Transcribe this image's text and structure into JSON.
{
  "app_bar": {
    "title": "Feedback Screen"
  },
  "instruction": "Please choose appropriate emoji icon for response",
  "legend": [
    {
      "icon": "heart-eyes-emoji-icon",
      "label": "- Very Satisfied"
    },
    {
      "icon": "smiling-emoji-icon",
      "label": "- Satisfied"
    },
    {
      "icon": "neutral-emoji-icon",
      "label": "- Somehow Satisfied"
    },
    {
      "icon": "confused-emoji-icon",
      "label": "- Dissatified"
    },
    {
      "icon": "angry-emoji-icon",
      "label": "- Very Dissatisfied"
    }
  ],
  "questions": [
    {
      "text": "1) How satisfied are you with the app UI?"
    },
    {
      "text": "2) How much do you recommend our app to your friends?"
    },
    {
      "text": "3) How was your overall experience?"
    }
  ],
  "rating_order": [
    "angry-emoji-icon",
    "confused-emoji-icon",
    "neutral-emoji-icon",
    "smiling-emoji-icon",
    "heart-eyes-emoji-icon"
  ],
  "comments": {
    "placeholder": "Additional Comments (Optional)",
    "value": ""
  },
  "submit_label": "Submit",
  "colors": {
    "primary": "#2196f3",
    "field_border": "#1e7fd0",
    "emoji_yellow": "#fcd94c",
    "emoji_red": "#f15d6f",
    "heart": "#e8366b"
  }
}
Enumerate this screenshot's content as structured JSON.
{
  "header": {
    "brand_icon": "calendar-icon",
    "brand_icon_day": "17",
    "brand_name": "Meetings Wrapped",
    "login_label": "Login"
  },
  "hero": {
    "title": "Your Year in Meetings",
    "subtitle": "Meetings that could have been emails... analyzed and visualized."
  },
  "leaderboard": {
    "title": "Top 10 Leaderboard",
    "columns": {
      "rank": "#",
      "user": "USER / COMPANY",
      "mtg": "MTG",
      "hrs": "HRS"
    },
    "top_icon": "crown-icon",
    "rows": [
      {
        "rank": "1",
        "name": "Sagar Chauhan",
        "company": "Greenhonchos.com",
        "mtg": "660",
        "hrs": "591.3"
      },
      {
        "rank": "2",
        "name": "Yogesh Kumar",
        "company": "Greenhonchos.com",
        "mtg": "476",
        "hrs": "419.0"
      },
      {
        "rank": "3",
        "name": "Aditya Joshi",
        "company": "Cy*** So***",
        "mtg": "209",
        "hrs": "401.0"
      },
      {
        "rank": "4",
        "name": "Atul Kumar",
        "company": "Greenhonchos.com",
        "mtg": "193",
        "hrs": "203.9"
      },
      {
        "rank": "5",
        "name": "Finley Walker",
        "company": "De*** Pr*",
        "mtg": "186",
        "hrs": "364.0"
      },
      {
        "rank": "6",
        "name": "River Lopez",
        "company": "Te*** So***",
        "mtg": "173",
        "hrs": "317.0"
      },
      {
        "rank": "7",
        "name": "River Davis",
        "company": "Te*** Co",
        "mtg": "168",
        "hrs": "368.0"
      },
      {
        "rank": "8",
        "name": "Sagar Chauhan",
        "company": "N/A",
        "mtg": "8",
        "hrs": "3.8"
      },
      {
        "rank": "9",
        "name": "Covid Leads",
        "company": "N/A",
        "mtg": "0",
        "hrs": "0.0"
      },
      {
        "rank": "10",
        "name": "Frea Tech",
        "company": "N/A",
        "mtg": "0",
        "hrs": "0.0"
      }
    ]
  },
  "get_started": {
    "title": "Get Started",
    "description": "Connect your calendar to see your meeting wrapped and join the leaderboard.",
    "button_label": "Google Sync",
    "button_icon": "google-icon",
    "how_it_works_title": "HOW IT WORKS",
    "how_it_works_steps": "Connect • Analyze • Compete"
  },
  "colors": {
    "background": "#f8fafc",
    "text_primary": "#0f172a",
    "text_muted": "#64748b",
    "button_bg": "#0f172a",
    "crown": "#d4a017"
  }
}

§ SHORT PROBLEM:
Transcribe the material exactly as it reads.

§ OUTPUT OF THE TASK:
Transcribe this image's text and structure into JSON.
{
  "app_bar": {
    "title": "Feedback Screen"
  },
  "instruction": "Please choose appropriate emoji icon for response",
  "legend": [
    {
      "icon": "heart-eyes-emoji-icon",
      "label": "- Very Satisfied"
    },
    {
      "icon": "smiling-emoji-icon",
      "label": "- Satisfied"
    },
    {
      "icon": "neutral-emoji-icon",
      "label": "- Somehow Satisfied"
    },
    {
      "icon": "confused-emoji-icon",
      "label": "- Dissatified"
    },
    {
      "icon": "angry-emoji-icon",
      "label": "- Very Dissatisfied"
    }
  ],
  "questions": [
    {
      "text": "1) How satisfied are you with the app UI?"
    },
    {
      "text": "2) How much do you recommend our app to your friends?"
    },
    {
      "text": "3) How was your overall experience?"
    }
  ],
  "rating_order": [
    "angry-emoji-icon",
    "confused-emoji-icon",
    "neutral-emoji-icon",
    "smiling-emoji-icon",
    "heart-eyes-emoji-icon"
  ],
  "comments": {
    "placeholder": "Additional Comments (Optional)",
    "value": ""
  },
  "submit_label": "Submit",
  "colors": {
    "primary": "#2196f3",
    "field_border": "#1e7fd0",
    "emoji_yellow": "#fcd94c",
    "emoji_red": "#f15d6f",
    "heart": "#e8366b"
  }
}
Enumerate this screenshot's content as structured JSON.
{
  "header": {
    "brand_icon": "calendar-icon",
    "brand_icon_day": "17",
    "brand_name": "Meetings Wrapped",
    "login_label": "Login"
  },
  "hero": {
    "title": "Your Year in Meetings",
    "subtitle": "Meetings that could have been emails... analyzed and visualized."
  },
  "leaderboard": {
    "title": "Top 10 Leaderboard",
    "columns": {
      "rank": "#",
      "user": "USER / COMPANY",
      "mtg": "MTG",
      "hrs": "HRS"
    },
    "top_icon": "crown-icon",
    "rows": [
      {
        "rank": "1",
        "name": "Sagar Chauhan",
        "company": "Greenhonchos.com",
        "mtg": "660",
        "hrs": "591.3"
      },
      {
        "rank": "2",
        "name": "Yogesh Kumar",
        "company": "Greenhonchos.com",
        "mtg": "476",
        "hrs": "419.0"
      },
      {
        "rank": "3",
        "name": "Aditya Joshi",
        "company": "Cy*** So***",
        "mtg": "209",
        "hrs": "401.0"
      },
      {
        "rank": "4",
        "name": "Atul Kumar",
        "company": "Greenhonchos.com",
        "mtg": "193",
        "hrs": "203.9"
      },
      {
        "rank": "5",
        "name": "Finley Walker",
        "company": "De*** Pr*",
        "mtg": "186",
        "hrs": "364.0"
      },
      {
        "rank": "6",
        "name": "River Lopez",
        "company": "Te*** So***",
        "mtg": "173",
        "hrs": "317.0"
      },
      {
        "rank": "7",
        "name": "River Davis",
        "company": "Te*** Co",
        "mtg": "168",
        "hrs": "368.0"
      },
      {
        "rank": "8",
        "name": "Sagar Chauhan",
        "company": "N/A",
        "mtg": "8",
        "hrs": "3.8"
      },
      {
        "rank": "9",
        "name": "Covid Leads",
        "company": "N/A",
        "mtg": "0",
        "hrs": "0.0"
      },
      {
        "rank": "10",
        "name": "Frea Tech",
        "company": "N/A",
        "mtg": "0",
        "hrs": "0.0"
      }
    ]
  },
  "get_started": {
    "title": "Get Started",
    "description": "Connect your calendar to see your meeting wrapped and join the leaderboard.",
    "button_label": "Google Sync",
    "button_icon": "google-icon",
    "how_it_works_title": "HOW IT WORKS",
    "how_it_works_steps": "Connect • Analyze • Compete"
  },
  "colors": {
    "background": "#f8fafc",
    "text_primary": "#0f172a",
    "text_muted": "#64748b",
    "button_bg": "#0f172a",
    "crown": "#d4a017"
  }
}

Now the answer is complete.